[Entries taken from a collection]
....

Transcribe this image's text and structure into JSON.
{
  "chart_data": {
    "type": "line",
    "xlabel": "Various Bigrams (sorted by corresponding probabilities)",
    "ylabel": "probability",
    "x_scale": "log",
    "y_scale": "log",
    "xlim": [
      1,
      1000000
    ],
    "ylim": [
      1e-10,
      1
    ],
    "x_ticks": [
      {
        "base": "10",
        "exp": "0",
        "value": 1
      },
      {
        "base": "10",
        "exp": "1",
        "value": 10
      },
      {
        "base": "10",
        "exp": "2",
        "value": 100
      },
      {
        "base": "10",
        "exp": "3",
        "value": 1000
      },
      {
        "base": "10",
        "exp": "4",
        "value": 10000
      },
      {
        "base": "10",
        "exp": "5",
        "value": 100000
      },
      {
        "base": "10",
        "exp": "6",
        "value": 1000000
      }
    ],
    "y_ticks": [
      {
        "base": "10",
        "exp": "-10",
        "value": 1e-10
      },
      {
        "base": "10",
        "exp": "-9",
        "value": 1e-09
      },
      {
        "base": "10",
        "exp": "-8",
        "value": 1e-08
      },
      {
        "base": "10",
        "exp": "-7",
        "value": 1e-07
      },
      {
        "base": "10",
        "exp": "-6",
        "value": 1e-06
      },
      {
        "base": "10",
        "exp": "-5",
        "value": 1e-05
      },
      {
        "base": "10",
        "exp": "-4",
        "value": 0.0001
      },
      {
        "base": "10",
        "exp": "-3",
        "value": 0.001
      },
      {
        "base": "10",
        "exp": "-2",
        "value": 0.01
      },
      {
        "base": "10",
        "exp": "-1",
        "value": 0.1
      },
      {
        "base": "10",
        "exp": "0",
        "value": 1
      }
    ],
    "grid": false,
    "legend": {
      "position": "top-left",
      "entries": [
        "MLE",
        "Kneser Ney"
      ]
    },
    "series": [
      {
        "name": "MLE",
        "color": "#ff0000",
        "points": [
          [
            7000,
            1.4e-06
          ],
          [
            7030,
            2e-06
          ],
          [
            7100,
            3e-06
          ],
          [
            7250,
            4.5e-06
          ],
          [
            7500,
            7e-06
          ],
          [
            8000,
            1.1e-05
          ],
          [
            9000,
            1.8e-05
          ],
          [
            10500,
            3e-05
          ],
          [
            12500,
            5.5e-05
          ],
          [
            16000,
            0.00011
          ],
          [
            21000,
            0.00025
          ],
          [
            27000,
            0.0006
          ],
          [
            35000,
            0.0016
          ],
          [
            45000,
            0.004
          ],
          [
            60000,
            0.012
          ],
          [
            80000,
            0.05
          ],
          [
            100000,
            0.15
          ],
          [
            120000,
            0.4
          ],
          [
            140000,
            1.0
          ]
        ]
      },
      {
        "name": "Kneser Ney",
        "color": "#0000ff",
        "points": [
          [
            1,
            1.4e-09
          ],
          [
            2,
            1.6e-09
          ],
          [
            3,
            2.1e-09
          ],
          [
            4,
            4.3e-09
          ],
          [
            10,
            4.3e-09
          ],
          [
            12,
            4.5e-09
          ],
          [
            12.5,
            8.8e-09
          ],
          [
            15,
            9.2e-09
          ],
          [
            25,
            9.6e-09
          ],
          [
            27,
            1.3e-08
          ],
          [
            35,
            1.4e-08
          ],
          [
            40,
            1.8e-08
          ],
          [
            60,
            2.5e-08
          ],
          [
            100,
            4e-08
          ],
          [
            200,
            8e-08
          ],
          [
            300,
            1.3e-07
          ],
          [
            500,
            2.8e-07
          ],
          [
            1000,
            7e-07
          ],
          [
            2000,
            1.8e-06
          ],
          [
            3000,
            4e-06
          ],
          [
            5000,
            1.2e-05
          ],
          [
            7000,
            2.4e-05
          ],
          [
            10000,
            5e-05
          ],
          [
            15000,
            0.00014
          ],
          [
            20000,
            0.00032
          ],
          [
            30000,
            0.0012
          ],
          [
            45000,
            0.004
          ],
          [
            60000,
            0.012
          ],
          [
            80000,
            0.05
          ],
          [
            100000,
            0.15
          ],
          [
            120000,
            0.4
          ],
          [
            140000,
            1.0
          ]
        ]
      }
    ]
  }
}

....

## [Task]
Copy the data above in full, character for character.

## [The solution]
Transcribe this image's text and structure into JSON.
{
  "chart_data": {
    "type": "line",
    "xlabel": "Various Bigrams (sorted by corresponding probabilities)",
    "ylabel": "probability",
    "x_scale": "log",
    "y_scale": "log",
    "xlim": [
      1,
      1000000
    ],
    "ylim": [
      1e-10,
      1
    ],
    "x_ticks": [
      {
        "base": "10",
        "exp": "0",
        "value": 1
      },
      {
        "base": "10",
        "exp": "1",
        "value": 10
      },
      {
        "base": "10",
        "exp": "2",
        "value": 100
      },
      {
        "base": "10",
        "exp": "3",
        "value": 1000
      },
      {
        "base": "10",
        "exp": "4",
        "value": 10000
      },
      {
        "base": "10",
        "exp": "5",
        "value": 100000
      },
      {
        "base": "10",
        "exp": "6",
        "value": 1000000
      }
    ],
    "y_ticks": [
      {
        "base": "10",
        "exp": "-10",
        "value": 1e-10
      },
      {
        "base": "10",
        "exp": "-9",
        "value": 1e-09
      },
      {
        "base": "10",
        "exp": "-8",
        "value": 1e-08
      },
      {
        "base": "10",
        "exp": "-7",
        "value": 1e-07
      },
      {
        "base": "10",
        "exp": "-6",
        "value": 1e-06
      },
      {
        "base": "10",
        "exp": "-5",
        "value": 1e-05
      },
      {
        "base": "10",
        "exp": "-4",
        "value": 0.0001
      },
      {
        "base": "10",
        "exp": "-3",
        "value": 0.001
      },
      {
        "base": "10",
        "exp": "-2",
        "value": 0.01
      },
      {
        "base": "10",
        "exp": "-1",
        "value": 0.1
      },
      {
        "base": "10",
        "exp": "0",
        "value": 1
      }
    ],
    "grid": false,
    "legend": {
      "position": "top-left",
      "entries": [
        "MLE",
        "Kneser Ney"
      ]
    },
    "series": [
      {
        "name": "MLE",
        "color": "#ff0000",
        "points": [
          [
            7000,
            1.4e-06
          ],
          [
            7030,
            2e-06
          ],
          [
            7100,
            3e-06
          ],
          [
            7250,
            4.5e-06
          ],
          [
            7500,
            7e-06
          ],
          [
            8000,
            1.1e-05
          ],
          [
            9000,
            1.8e-05
          ],
          [
            10500,
            3e-05
          ],
          [
            12500,
            5.5e-05
          ],
          [
            16000,
            0.00011
          ],
          [
            21000,
            0.00025
          ],
          [
            27000,
            0.0006
          ],
          [
            35000,
            0.0016
          ],
          [
            45000,
            0.004
          ],
          [
            60000,
            0.012
          ],
          [
            80000,
            0.05
          ],
          [
            100000,
            0.15
          ],
          [
            120000,
            0.4
          ],
          [
            140000,
            1.0
          ]
        ]
      },
      {
        "name": "Kneser Ney",
        "color": "#0000ff",
        "points": [
          [
            1,
            1.4e-09
          ],
          [
            2,
            1.6e-09
          ],
          [
            3,
            2.1e-09
          ],
          [
            4,
            4.3e-09
          ],
          [
            10,
            4.3e-09
          ],
          [
            12,
            4.5e-09
          ],
          [
            12.5,
            8.8e-09
          ],
          [
            15,
            9.2e-09
          ],
          [
            25,
            9.6e-09
          ],
          [
            27,
            1.3e-08
          ],
          [
            35,
            1.4e-08
          ],
          [
            40,
            1.8e-08
          ],
          [
            60,
            2.5e-08
          ],
          [
            100,
            4e-08
          ],
          [
            200,
            8e-08
          ],
          [
            300,
            1.3e-07
          ],
          [
            500,
            2.8e-07
          ],
          [
            1000,
            7e-07
          ],
          [
            2000,
            1.8e-06
          ],
          [
            3000,
            4e-06
          ],
          [
            5000,
            1.2e-05
          ],
          [
            7000,
            2.4e-05
          ],
          [
            10000,
            5e-05
          ],
          [
            15000,
            0.00014
          ],
          [
            20000,
            0.00032
          ],
          [
            30000,
            0.0012
          ],
          [
            45000,
            0.004
          ],
          [
            60000,
            0.012
          ],
          [
            80000,
            0.05
          ],
          [
            100000,
            0.15
          ],
          [
            120000,
            0.4
          ],
          [
            140000,
            1.0
          ]
        ]
      }
    ]
  }
}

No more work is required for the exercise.